_Extrait à lire:_
--------------------
Chaque semaine dans Nation ? (chronique), Maryse Emel présente des essais ou des œuvres, des intellectuels ou des artistes qui nous permettent de repenser nos manières de vivre ensemble au XXIe siècle. Cette semaine elle interroge Pascal Beaudet qui a démissionné de ses fonctions de Maire à Aubervilliers le 21 janvier dernier.



« C’est ce que je fais qui m’apprend ce que je cherche ». J’aime cette citation de Soulages, me confie l’ancien Maire PC d’Aubervilliers en Seine Saint Denis. Pascal Beaudet a démissionné de sa fonction de Maire, le 21 janvier 2016, le jour où Louis XVI se faisait guillotiner, ajoute-t-il avec un sourire. « A sa différence je me suis moi-même décapité. Je ne pouvais plus et ne voulais plus rester à la tête de la mairie et d’une équipe qui jouait avec mon goût du compromis. C’est vrai que je n’ai aucun goût pour le conflit. C’est une des raisons de mon départ ».


Nonfiction.fr : Vous avez fait deux mandats. De 2008 à 2014 ce fut le PS qui prit la Mairie.

Pascal Beaudet : Oui. 2008, appelons cela « une pause démocratique ». Je ne suis pas un homme de pouvoir. Dans notre système de représentation démocratique, je n’ai jamais cherché autre chose que de rendre service aux citoyens. Je les considérais comme des égaux.

Nonfiction.fr : Vous êtes arrivé tard au Parti Communiste.

Pascal Beaudet : En 2002, face à l’alternative que ne nous laissait pas la présence du Front national au second tour des élections présidentielles, j’adhère au Parti Communiste. Depuis 1995, j’étais Maire-Adjoint, aux côtés de Jack Ralite, alors Maire communiste. J’étais sous l’étiquette « personnalité ». Jamais le Parti ne m’a fait grief de mon indépendance politique. Je tiens à le souligner. J’ai succédé à Jack en cours de mandat. Cet homme je l’admirais, et en même temps je me demandais comment moi, homme ordinaire - rien à voir toutefois avec l’homme normal, l’homme de la norme – allais faire. Lui qui par exemple, inaugura les soirées du Collège de France à Aubervilliers, affirmant son désir d’offrir à cette ville ouvrière un programme culturel de qualité m’intimidait.

Nonfiction.fr : En plus c’est votre beau-père, pour faire un peu people.

Pascal Beaudet : Oui, le père de ma compagne. Combien de fois l’ai-je entendu ! Quoiqu’il en soit succéder à un tel homme, extra-ordinaire, au sens où il est inimitable, n’était pas chose aisée. Il me fallait affirmer ma ligne, et comme le dit Soulages, c’est en faisant qu’on sait ce qu’on cherche. Il y a quelque chose du savoir-faire en politique. En grec on appelait cela « poiésis », la compétence de l’artisan. Mais la politique c’est aussi l’urgence, les contingences humaines, l’impératif de la décision. Pas facile de prendre la relève et d’être tous les jours dans la solitude de la réflexion. Bien sûr il y a l’équipe des élus, des conseillers, mais en fait on est seul au moment du choix.
--------------------
_Données affichées:_
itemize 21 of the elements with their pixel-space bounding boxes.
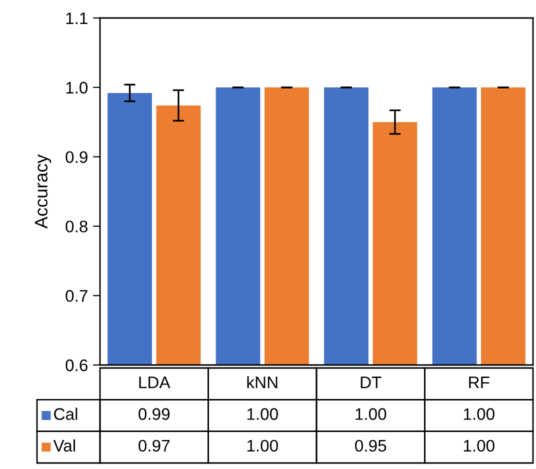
--------------------
_Consigne:_ Dans l'entretien avec Pascal Beaudet, en quelle année a-t-il adhéré au Parti communiste ? Répondez en quelques mots, s'il vous plaît.

_Résultat:_ En 2002.